#### Exercise goal:
Each entry below should be written out exactly as it is, with no pictures.
-- Records for this task start --
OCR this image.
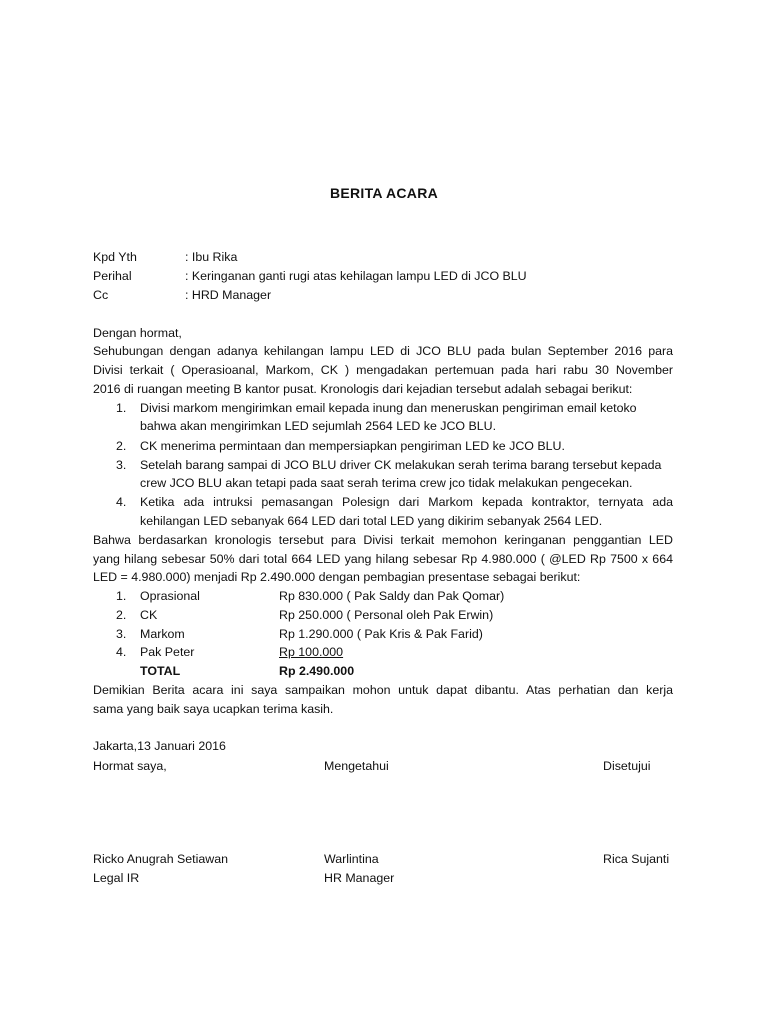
BERITA ACARA
Kpd Yth	: Ibu Rika
Perihal	: Keringanan ganti rugi atas kehilagan lampu LED di JCO BLU
Cc	: HRD Manager
Dengan hormat,
Sehubungan dengan adanya kehilangan lampu LED di JCO BLU pada bulan September 2016 para
Divisi terkait ( Operasioanal, Markom, CK ) mengadakan pertemuan pada hari rabu 30 November
2016 di ruangan meeting B kantor pusat. Kronologis dari kejadian tersebut adalah sebagai berikut:
1. Divisi markom mengirimkan email kepada inung dan meneruskan pengiriman email ketoko
bahwa akan mengirimkan LED sejumlah 2564 LED ke JCO BLU.
2. CK menerima permintaan dan mempersiapkan pengiriman LED ke JCO BLU.
3. Setelah barang sampai di JCO BLU driver CK melakukan serah terima barang tersebut kepada
crew JCO BLU akan tetapi pada saat serah terima crew jco tidak melakukan pengecekan.
4. Ketika ada intruksi pemasangan Polesign dari Markom kepada kontraktor, ternyata ada
kehilangan LED sebanyak 664 LED dari total LED yang dikirim sebanyak 2564 LED.
Bahwa berdasarkan kronologis tersebut para Divisi terkait memohon keringanan penggantian LED
yang hilang sebesar 50% dari total 664 LED yang hilang sebesar Rp 4.980.000 ( @LED Rp 7500 x 664
LED = 4.980.000) menjadi Rp 2.490.000 dengan pembagian presentase sebagai berikut:
1. Oprasional	Rp 830.000 ( Pak Saldy dan Pak Qomar)
2. CK	Rp 250.000 ( Personal oleh Pak Erwin)
3. Markom	Rp 1.290.000 ( Pak Kris & Pak Farid)
4. Pak Peter	Rp 100.000
TOTAL	Rp 2.490.000
Demikian Berita acara ini saya sampaikan mohon untuk dapat dibantu. Atas perhatian dan kerja
sama yang baik saya ucapkan terima kasih.
Jakarta,13 Januari 2016
Hormat saya,	Mengetahui	Disetujui
Ricko Anugrah Setiawan	Warlintina	Rica Sujanti
Legal IR	HR Manager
-- Records for this task end --
#### Complete answer:
OCR this image.
BERITA ACARA
Kpd Yth	: Ibu Rika
Perihal	: Keringanan ganti rugi atas kehilagan lampu LED di JCO BLU
Cc	: HRD Manager
Dengan hormat,
Sehubungan dengan adanya kehilangan lampu LED di JCO BLU pada bulan September 2016 para
Divisi terkait ( Operasioanal, Markom, CK ) mengadakan pertemuan pada hari rabu 30 November
2016 di ruangan meeting B kantor pusat. Kronologis dari kejadian tersebut adalah sebagai berikut:
1. Divisi markom mengirimkan email kepada inung dan meneruskan pengiriman email ketoko
bahwa akan mengirimkan LED sejumlah 2564 LED ke JCO BLU.
2. CK menerima permintaan dan mempersiapkan pengiriman LED ke JCO BLU.
3. Setelah barang sampai di JCO BLU driver CK melakukan serah terima barang tersebut kepada
crew JCO BLU akan tetapi pada saat serah terima crew jco tidak melakukan pengecekan.
4. Ketika ada intruksi pemasangan Polesign dari Markom kepada kontraktor, ternyata ada
kehilangan LED sebanyak 664 LED dari total LED yang dikirim sebanyak 2564 LED.
Bahwa berdasarkan kronologis tersebut para Divisi terkait memohon keringanan penggantian LED
yang hilang sebesar 50% dari total 664 LED yang hilang sebesar Rp 4.980.000 ( @LED Rp 7500 x 664
LED = 4.980.000) menjadi Rp 2.490.000 dengan pembagian presentase sebagai berikut:
1. Oprasional	Rp 830.000 ( Pak Saldy dan Pak Qomar)
2. CK	Rp 250.000 ( Personal oleh Pak Erwin)
3. Markom	Rp 1.290.000 ( Pak Kris & Pak Farid)
4. Pak Peter	Rp 100.000
TOTAL	Rp 2.490.000
Demikian Berita acara ini saya sampaikan mohon untuk dapat dibantu. Atas perhatian dan kerja
sama yang baik saya ucapkan terima kasih.
Jakarta,13 Januari 2016
Hormat saya,	Mengetahui	Disetujui
Ricko Anugrah Setiawan	Warlintina	Rica Sujanti
Legal IR	HR Manager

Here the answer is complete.